── Input records
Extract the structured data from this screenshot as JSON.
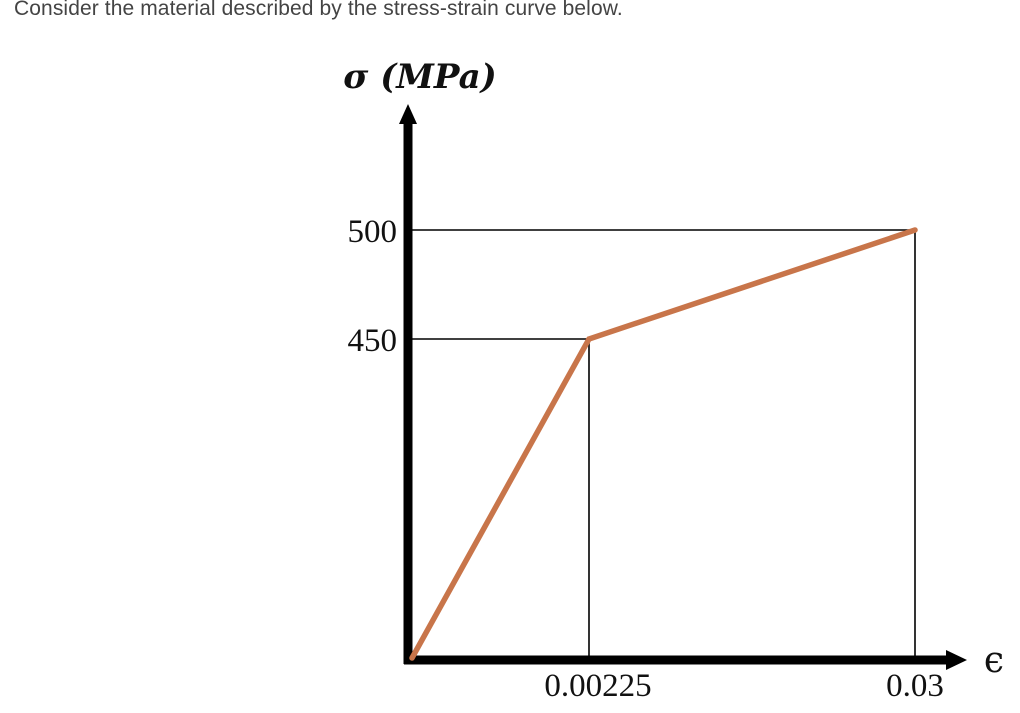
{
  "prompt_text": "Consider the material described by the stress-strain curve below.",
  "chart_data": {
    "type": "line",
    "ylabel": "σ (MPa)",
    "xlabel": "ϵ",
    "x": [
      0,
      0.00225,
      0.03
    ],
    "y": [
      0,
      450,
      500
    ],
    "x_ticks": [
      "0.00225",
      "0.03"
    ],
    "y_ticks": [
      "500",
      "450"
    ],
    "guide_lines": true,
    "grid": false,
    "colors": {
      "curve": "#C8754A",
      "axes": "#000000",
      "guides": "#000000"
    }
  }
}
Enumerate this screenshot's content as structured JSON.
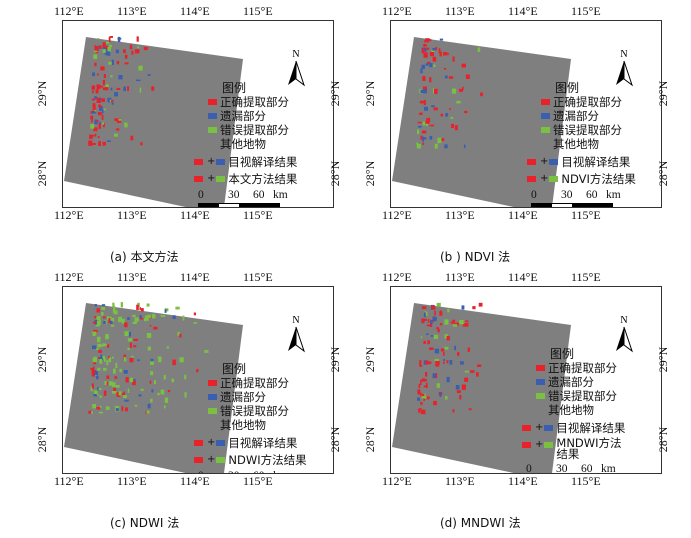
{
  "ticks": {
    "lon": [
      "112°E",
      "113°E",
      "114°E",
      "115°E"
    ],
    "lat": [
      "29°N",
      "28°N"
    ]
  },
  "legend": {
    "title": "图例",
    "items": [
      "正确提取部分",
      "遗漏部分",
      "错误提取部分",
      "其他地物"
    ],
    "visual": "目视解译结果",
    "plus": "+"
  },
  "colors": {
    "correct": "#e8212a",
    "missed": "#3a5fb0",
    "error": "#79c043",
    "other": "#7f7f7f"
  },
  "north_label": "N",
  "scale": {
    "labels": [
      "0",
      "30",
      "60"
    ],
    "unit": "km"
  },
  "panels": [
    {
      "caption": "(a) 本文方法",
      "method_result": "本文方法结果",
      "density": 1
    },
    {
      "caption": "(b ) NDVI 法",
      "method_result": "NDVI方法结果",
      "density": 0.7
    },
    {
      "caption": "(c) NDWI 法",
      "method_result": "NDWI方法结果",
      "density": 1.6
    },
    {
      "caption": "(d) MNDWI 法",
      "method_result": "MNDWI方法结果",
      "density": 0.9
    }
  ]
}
────
── Input records
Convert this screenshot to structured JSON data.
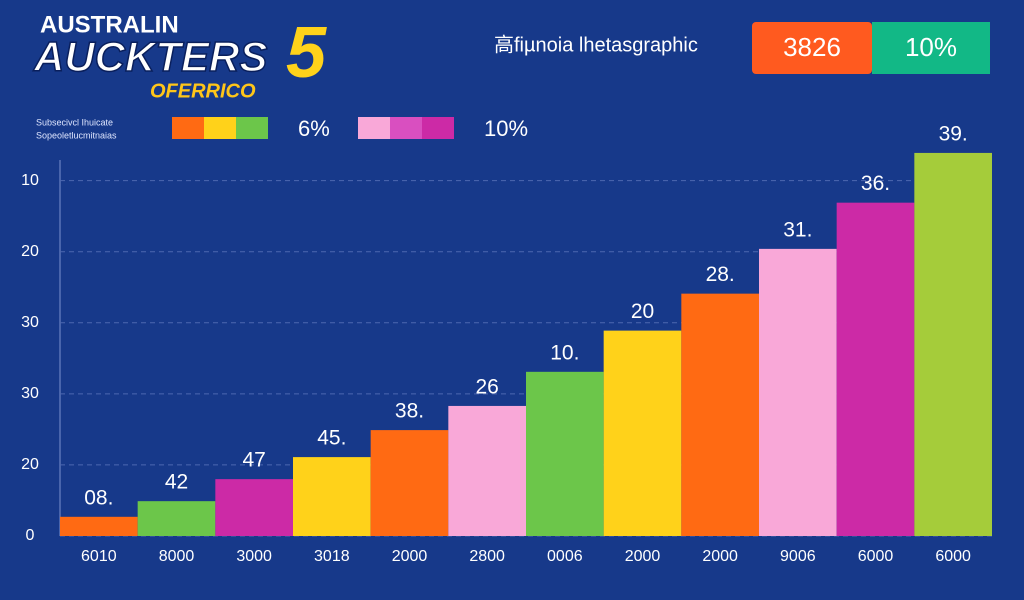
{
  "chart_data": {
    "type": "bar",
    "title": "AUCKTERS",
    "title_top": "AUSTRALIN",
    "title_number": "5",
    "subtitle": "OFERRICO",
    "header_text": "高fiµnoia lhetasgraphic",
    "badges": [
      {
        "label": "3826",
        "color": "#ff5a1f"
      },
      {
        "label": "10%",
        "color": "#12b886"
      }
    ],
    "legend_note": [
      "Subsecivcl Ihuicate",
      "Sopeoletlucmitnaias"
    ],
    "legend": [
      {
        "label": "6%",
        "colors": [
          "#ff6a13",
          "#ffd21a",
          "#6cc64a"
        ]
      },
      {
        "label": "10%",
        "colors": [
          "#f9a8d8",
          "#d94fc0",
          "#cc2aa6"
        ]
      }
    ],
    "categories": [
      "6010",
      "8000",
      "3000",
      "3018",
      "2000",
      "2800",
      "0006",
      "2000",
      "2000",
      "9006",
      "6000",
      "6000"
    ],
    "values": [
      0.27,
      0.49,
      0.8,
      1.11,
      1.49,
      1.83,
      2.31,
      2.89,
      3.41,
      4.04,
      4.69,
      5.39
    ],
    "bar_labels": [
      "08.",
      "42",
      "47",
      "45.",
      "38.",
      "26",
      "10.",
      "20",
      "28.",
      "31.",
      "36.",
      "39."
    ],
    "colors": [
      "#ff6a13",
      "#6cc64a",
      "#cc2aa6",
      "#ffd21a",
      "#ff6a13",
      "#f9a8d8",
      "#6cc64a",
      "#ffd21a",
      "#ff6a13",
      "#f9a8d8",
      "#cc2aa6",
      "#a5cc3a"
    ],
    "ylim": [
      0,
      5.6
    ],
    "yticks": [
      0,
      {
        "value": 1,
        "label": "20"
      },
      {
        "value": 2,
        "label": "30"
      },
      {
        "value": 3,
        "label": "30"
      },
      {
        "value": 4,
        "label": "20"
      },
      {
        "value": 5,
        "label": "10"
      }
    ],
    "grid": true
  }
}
────
*What you will do*. Copy each line of the listing that holds the word "screenshot".

*Full output*.
Extract the structured data from this screenshot as JSON.
Enumerate this screenshot's content as structured JSON.
Convert this screenshot to structured JSON data.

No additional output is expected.